Text excerpt
--

Applying the decision in Retired Employees to the case before it, the court of appeal concluded the Retirees adequately pleaded a case for breach of an implied contract.  The Retirees alleged that the obligation of the University to provide them with lifetime medical benefits on the same terms as other University retirees may be implied from the decades- long history of the provision of health benefits by the University and the actions of the University. 

The Regents first authorized medical benefits for retirees of Livermore in 1961.  The authorization for the provision of benefits was given “in accordance with policies and procedures used by the Regents in the ordinary course of their business and in the proper exercise of their powers.”  The Retirees assert the Regents did not reserve the right to modify, eliminate, or terminate the health benefits “in a manner that was not consistent with the legal authority of California public agencies to modify vested retirement benefits, nor did the Regents reserve the right to transfer the responsibility for providing this benefit to another entity.”  The Retirees further alleged the Regents failed to reserve the right to exclude Livermore retirees from coverage provided through University-sponsored group health coverage or to treat the Retirees differently from other University retirees and employees.

The Retirees asserted that from the 1960s until 2007, when management and operation of Livermore was transferred, the Regents provided Retirees with medical benefits without interruption.  The Regents passed a resolution in 1961 that authorized the University’s president “in connection with the University’s ‘Employee Health and Life Insurance Program,’ ‘to approve for continued payroll deductions and health insurance subsidy those existing plans which are willing to amend their benefits to provide equal benefits to retired employees.’” The Retirees claim that for more than 50 years after the Regents issued this resolution, they provided University retirees with the same medical benefits as they provided University employees.

--

What this exercise asks
a) From the passage on the Livermore retirees' medical benefits, copy word for word the part that opens with the words "Applying the decision" and closes with "of the University.".
b) Answer these questions from the passage on the Livermore retirees' medical benefits:
(i) In what year did the Regents first authorize medical benefits for retirees of Livermore?
(ii) In what year was the management and operation of Livermore transferred?
(iii) According to the court of appeal, the Retirees adequately pleaded a case for breach of what kind of contract?

--

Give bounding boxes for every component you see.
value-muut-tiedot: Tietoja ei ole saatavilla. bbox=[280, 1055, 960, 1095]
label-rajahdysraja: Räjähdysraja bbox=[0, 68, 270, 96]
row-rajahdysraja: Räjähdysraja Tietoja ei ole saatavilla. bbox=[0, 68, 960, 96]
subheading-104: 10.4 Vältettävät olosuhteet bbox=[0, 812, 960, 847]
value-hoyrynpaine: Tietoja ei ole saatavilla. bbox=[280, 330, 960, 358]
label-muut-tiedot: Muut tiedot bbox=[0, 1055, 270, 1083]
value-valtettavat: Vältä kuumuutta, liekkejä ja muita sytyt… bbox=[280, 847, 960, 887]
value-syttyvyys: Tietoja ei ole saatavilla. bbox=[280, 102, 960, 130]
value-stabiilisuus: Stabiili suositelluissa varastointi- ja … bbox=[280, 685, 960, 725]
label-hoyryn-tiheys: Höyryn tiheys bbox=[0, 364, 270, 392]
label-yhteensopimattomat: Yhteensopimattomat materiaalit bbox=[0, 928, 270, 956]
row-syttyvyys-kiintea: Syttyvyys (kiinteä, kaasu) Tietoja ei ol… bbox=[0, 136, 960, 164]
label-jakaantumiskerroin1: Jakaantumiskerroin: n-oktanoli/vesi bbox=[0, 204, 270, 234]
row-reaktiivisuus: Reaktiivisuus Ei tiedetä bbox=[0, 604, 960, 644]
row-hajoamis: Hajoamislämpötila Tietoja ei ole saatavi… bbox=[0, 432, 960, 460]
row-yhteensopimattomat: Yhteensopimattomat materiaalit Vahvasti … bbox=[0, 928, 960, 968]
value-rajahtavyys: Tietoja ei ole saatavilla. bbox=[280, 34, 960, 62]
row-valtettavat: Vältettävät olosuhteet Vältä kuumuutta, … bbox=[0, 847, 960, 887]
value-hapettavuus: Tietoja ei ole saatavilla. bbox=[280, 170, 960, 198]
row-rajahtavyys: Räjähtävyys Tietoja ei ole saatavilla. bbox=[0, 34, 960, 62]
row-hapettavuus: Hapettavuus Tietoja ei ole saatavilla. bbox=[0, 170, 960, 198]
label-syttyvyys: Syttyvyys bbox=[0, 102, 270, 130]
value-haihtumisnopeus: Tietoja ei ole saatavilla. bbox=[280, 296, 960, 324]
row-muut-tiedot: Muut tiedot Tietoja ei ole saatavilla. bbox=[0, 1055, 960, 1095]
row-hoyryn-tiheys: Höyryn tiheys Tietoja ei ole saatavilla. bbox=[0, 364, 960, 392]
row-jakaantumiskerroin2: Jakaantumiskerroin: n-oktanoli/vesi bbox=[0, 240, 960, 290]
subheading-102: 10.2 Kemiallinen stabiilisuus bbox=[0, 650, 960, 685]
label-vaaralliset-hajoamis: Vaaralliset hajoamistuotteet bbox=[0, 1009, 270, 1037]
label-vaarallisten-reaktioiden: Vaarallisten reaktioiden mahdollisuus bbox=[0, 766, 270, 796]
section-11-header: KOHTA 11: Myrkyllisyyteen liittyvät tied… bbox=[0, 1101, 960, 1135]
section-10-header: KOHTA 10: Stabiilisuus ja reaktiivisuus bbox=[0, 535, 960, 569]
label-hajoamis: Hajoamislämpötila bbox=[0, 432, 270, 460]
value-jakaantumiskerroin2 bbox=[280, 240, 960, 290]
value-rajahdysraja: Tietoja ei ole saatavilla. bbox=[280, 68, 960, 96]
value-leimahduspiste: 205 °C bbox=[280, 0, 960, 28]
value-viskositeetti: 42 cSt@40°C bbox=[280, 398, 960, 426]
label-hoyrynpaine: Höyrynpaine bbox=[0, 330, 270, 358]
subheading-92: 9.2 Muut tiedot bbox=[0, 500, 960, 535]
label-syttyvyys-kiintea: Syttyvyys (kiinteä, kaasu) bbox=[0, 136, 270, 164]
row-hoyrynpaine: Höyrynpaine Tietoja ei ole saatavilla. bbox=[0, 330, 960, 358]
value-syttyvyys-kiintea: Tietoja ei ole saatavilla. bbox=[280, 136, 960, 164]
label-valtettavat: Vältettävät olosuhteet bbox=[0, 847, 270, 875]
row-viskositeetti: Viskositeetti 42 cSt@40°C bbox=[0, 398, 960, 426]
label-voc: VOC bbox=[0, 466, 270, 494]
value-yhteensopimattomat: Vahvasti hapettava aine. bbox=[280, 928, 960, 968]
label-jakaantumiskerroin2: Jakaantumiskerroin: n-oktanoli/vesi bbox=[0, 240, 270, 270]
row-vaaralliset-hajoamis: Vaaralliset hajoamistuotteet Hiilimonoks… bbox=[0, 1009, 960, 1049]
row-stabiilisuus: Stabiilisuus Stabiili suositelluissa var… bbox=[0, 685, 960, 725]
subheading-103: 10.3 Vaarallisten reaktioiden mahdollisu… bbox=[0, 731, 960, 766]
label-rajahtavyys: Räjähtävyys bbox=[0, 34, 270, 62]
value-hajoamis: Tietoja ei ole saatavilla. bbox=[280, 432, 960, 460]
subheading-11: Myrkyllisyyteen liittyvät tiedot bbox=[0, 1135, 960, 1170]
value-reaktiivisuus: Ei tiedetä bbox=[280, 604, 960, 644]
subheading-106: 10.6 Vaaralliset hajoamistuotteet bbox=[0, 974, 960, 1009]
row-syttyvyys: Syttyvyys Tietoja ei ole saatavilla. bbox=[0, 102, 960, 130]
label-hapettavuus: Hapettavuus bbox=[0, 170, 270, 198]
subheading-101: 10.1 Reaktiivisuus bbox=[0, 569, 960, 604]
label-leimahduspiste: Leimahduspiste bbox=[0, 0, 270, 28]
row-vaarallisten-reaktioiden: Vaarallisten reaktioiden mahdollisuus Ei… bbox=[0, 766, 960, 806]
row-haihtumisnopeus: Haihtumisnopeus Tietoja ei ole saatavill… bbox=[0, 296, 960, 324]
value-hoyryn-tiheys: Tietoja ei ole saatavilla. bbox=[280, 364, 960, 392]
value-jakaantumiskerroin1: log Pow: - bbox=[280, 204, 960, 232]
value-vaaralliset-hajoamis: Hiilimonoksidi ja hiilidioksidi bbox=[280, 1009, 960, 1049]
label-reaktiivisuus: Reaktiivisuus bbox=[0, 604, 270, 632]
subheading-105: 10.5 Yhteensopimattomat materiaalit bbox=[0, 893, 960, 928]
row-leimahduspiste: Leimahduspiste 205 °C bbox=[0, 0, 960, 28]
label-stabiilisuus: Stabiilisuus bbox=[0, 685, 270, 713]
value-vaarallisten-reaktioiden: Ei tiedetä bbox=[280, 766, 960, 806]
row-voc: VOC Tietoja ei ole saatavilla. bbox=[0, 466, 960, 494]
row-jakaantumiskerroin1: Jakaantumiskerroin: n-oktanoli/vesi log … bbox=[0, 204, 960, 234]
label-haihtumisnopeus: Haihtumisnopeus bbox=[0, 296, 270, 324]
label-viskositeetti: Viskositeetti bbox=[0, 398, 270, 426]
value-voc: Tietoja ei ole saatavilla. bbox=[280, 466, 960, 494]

--

Solutions to each task
a)
Applying the decision in Retired Employees to the case before it, the court of appeal concluded the Retirees adequately pleaded a case for breach of an implied contract.  The Retirees alleged that the obligation of the University to provide them with lifetime medical benefits on the same terms as other University retirees may be implied from the decades- long history of the provision of health benefits by the University and the actions of the University.

b)
(i) 1961
(ii) 2007
(iii) An implied contract